[Entries from a page text collection]
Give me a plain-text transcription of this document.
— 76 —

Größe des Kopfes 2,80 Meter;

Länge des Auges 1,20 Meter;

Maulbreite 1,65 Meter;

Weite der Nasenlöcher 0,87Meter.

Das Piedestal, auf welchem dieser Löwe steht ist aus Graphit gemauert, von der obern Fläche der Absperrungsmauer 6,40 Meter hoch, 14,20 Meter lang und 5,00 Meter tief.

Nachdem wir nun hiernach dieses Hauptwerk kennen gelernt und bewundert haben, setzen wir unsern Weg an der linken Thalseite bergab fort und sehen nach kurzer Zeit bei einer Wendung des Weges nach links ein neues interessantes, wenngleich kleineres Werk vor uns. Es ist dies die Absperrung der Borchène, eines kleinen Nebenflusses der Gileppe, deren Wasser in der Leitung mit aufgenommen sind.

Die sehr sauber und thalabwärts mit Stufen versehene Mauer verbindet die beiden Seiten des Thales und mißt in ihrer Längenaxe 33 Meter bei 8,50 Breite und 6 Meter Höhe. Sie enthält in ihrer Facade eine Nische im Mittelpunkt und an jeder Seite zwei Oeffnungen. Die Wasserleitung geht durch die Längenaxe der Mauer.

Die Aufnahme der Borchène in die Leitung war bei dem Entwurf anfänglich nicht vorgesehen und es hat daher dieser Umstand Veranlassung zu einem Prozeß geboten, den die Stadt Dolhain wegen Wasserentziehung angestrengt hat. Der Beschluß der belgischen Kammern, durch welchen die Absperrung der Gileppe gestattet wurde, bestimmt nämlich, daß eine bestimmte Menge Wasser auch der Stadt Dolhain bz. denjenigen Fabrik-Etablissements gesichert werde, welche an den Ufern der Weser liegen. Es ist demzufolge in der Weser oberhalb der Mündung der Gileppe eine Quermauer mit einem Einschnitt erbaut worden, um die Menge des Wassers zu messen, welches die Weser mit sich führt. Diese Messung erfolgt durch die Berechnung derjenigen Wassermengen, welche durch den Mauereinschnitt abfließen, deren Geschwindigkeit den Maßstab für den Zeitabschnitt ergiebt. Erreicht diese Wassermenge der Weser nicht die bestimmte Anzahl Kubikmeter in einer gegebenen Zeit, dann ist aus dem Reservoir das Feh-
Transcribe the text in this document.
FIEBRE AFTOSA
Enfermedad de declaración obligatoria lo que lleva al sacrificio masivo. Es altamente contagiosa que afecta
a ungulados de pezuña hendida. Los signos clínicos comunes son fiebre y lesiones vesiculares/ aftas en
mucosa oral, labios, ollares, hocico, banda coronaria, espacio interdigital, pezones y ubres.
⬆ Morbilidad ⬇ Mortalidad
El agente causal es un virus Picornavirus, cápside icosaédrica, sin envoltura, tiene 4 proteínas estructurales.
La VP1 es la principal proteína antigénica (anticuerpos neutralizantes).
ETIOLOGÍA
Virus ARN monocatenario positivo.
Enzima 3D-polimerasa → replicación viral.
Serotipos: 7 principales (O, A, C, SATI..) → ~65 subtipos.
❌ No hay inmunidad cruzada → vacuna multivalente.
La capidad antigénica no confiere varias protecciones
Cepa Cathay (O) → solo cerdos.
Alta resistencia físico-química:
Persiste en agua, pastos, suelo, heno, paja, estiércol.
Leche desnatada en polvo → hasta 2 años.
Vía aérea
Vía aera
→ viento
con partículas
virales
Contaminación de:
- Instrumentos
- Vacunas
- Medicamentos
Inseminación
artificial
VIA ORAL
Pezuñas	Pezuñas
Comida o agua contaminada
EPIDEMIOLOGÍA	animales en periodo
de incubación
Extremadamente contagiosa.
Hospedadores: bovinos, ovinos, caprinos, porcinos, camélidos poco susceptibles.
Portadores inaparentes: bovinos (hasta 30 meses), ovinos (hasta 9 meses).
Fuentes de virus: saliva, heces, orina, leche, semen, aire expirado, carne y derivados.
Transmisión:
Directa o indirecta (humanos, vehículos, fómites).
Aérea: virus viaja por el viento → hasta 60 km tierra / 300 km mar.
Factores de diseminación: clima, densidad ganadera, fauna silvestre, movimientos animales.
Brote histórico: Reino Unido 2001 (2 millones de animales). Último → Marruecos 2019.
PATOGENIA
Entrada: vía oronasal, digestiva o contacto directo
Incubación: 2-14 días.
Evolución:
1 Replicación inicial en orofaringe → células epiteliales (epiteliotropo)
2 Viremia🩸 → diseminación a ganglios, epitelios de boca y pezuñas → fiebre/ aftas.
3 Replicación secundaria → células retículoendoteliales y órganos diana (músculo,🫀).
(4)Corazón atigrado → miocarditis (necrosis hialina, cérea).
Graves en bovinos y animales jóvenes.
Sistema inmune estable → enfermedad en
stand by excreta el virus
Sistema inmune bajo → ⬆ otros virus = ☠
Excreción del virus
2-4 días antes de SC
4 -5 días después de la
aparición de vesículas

- [ACTION ITEM]:
Looking at the records above, state the number of lines where the word "días" occurs, and write nothing beyond it.

- [RESULT BELOW]:
3